◆ WRITTEN INSTRUCTION: Give back all the data exactly, line by line.

◆ PROVIDED RECORDS:
◇ ◇ ◇ ◇ ◇

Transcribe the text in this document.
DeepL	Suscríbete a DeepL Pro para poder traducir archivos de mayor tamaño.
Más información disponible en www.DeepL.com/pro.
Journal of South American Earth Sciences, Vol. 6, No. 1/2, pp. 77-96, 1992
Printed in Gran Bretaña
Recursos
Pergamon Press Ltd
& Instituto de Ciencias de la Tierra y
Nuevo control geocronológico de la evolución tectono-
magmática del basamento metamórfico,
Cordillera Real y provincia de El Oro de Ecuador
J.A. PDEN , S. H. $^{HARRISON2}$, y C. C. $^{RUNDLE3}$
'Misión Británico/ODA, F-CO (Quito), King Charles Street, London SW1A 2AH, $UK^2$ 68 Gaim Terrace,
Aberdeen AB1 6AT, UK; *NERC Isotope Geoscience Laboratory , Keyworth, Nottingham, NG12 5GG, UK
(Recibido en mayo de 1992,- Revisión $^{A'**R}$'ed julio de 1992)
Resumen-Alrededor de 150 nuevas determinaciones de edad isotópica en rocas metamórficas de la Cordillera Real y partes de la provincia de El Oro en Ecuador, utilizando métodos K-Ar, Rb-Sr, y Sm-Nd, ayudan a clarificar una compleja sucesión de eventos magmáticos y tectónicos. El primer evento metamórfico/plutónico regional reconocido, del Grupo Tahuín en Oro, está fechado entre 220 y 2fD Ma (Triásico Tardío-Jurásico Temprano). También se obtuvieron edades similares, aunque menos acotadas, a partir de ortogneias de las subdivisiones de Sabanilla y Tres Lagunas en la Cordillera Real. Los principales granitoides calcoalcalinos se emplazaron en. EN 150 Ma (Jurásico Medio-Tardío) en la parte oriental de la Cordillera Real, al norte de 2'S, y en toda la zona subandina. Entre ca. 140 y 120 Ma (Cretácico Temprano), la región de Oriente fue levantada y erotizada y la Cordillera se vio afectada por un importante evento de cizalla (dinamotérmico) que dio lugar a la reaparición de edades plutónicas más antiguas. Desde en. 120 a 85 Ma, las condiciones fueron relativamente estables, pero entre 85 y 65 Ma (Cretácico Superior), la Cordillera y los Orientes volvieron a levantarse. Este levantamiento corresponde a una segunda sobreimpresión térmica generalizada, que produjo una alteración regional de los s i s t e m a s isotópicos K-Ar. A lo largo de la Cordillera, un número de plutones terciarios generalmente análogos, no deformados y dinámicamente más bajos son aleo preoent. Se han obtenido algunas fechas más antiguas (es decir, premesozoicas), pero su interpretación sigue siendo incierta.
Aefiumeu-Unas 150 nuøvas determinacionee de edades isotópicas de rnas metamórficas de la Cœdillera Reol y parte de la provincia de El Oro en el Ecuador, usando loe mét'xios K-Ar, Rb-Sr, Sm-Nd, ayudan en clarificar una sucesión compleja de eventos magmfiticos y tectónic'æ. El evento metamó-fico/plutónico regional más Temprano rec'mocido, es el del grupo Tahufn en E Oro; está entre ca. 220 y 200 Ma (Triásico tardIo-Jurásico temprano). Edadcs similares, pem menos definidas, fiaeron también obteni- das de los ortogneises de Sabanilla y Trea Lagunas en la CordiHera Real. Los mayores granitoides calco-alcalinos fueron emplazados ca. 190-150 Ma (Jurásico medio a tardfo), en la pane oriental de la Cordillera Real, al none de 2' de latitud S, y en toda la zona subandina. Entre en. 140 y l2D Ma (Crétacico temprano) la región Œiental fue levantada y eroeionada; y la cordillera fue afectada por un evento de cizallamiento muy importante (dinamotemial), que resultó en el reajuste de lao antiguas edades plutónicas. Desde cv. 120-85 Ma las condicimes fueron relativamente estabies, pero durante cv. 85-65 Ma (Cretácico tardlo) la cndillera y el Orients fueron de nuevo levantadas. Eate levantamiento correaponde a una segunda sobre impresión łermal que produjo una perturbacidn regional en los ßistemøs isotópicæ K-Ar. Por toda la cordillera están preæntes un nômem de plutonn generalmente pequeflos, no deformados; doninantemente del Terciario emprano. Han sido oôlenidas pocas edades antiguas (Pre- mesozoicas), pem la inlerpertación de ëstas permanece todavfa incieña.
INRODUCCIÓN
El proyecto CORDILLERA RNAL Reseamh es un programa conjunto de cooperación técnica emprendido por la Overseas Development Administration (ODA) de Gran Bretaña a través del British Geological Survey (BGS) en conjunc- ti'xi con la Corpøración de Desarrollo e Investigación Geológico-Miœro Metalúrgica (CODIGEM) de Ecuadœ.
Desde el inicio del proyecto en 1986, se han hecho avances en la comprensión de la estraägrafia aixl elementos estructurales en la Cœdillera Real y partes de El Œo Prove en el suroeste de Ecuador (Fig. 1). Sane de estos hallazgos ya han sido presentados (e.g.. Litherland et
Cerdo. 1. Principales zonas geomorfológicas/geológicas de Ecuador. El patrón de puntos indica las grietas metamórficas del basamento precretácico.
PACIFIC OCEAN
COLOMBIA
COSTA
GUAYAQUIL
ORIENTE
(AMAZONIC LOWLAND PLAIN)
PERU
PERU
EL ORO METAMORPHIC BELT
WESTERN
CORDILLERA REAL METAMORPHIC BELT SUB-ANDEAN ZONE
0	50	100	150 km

◇ ◇ ◇ ◇ ◇

◆ EXERCISE ANSWER:
Transcribe the text in this document.
DeepL	Suscríbete a DeepL Pro para poder traducir archivos de mayor tamaño.
Más información disponible en www.DeepL.com/pro.
Journal of South American Earth Sciences, Vol. 6, No. 1/2, pp. 77-96, 1992
Printed in Gran Bretaña
Recursos
Pergamon Press Ltd
& Instituto de Ciencias de la Tierra y
Nuevo control geocronológico de la evolución tectono-
magmática del basamento metamórfico,
Cordillera Real y provincia de El Oro de Ecuador
J.A. PDEN , S. H. $^{HARRISON2}$, y C. C. $^{RUNDLE3}$
'Misión Británico/ODA, F-CO (Quito), King Charles Street, London SW1A 2AH, $UK^2$ 68 Gaim Terrace,
Aberdeen AB1 6AT, UK; *NERC Isotope Geoscience Laboratory , Keyworth, Nottingham, NG12 5GG, UK
(Recibido en mayo de 1992,- Revisión $^{A'**R}$'ed julio de 1992)
Resumen-Alrededor de 150 nuevas determinaciones de edad isotópica en rocas metamórficas de la Cordillera Real y partes de la provincia de El Oro en Ecuador, utilizando métodos K-Ar, Rb-Sr, y Sm-Nd, ayudan a clarificar una compleja sucesión de eventos magmáticos y tectónicos. El primer evento metamórfico/plutónico regional reconocido, del Grupo Tahuín en Oro, está fechado entre 220 y 2fD Ma (Triásico Tardío-Jurásico Temprano). También se obtuvieron edades similares, aunque menos acotadas, a partir de ortogneias de las subdivisiones de Sabanilla y Tres Lagunas en la Cordillera Real. Los principales granitoides calcoalcalinos se emplazaron en. EN 150 Ma (Jurásico Medio-Tardío) en la parte oriental de la Cordillera Real, al norte de 2'S, y en toda la zona subandina. Entre ca. 140 y 120 Ma (Cretácico Temprano), la región de Oriente fue levantada y erotizada y la Cordillera se vio afectada por un importante evento de cizalla (dinamotérmico) que dio lugar a la reaparición de edades plutónicas más antiguas. Desde en. 120 a 85 Ma, las condiciones fueron relativamente estables, pero entre 85 y 65 Ma (Cretácico Superior), la Cordillera y los Orientes volvieron a levantarse. Este levantamiento corresponde a una segunda sobreimpresión térmica generalizada, que produjo una alteración regional de los s i s t e m a s isotópicos K-Ar. A lo largo de la Cordillera, un número de plutones terciarios generalmente análogos, no deformados y dinámicamente más bajos son aleo preoent. Se han obtenido algunas fechas más antiguas (es decir, premesozoicas), pero su interpretación sigue siendo incierta.
Aefiumeu-Unas 150 nuøvas determinacionee de edades isotópicas de rnas metamórficas de la Cœdillera Reol y parte de la provincia de El Oro en el Ecuador, usando loe mét'xios K-Ar, Rb-Sr, Sm-Nd, ayudan en clarificar una sucesión compleja de eventos magmfiticos y tectónic'æ. El evento metamó-fico/plutónico regional más Temprano rec'mocido, es el del grupo Tahufn en E Oro; está entre ca. 220 y 200 Ma (Triásico tardIo-Jurásico temprano). Edadcs similares, pem menos definidas, fiaeron también obteni- das de los ortogneises de Sabanilla y Trea Lagunas en la CordiHera Real. Los mayores granitoides calco-alcalinos fueron emplazados ca. 190-150 Ma (Jurásico medio a tardfo), en la pane oriental de la Cordillera Real, al none de 2' de latitud S, y en toda la zona subandina. Entre en. 140 y l2D Ma (Crétacico temprano) la región Œiental fue levantada y eroeionada; y la cordillera fue afectada por un evento de cizallamiento muy importante (dinamotemial), que resultó en el reajuste de lao antiguas edades plutónicas. Desde cv. 120-85 Ma las condicimes fueron relativamente estabies, pero durante cv. 85-65 Ma (Cretácico tardlo) la cndillera y el Orients fueron de nuevo levantadas. Eate levantamiento correaponde a una segunda sobre impresión łermal que produjo una perturbacidn regional en los ßistemøs isotópicæ K-Ar. Por toda la cordillera están preæntes un nômem de plutonn generalmente pequeflos, no deformados; doninantemente del Terciario emprano. Han sido oôlenidas pocas edades antiguas (Pre- mesozoicas), pem la inlerpertación de ëstas permanece todavfa incieña.
INRODUCCIÓN
El proyecto CORDILLERA RNAL Reseamh es un programa conjunto de cooperación técnica emprendido por la Overseas Development Administration (ODA) de Gran Bretaña a través del British Geological Survey (BGS) en conjunc- ti'xi con la Corpøración de Desarrollo e Investigación Geológico-Miœro Metalúrgica (CODIGEM) de Ecuadœ.
Desde el inicio del proyecto en 1986, se han hecho avances en la comprensión de la estraägrafia aixl elementos estructurales en la Cœdillera Real y partes de El Œo Prove en el suroeste de Ecuador (Fig. 1). Sane de estos hallazgos ya han sido presentados (e.g.. Litherland et
Cerdo. 1. Principales zonas geomorfológicas/geológicas de Ecuador. El patrón de puntos indica las grietas metamórficas del basamento precretácico.
PACIFIC OCEAN
COLOMBIA
COSTA
GUAYAQUIL
ORIENTE
(AMAZONIC LOWLAND PLAIN)
PERU
PERU
EL ORO METAMORPHIC BELT
WESTERN
CORDILLERA REAL METAMORPHIC BELT SUB-ANDEAN ZONE
0	50	100	150 km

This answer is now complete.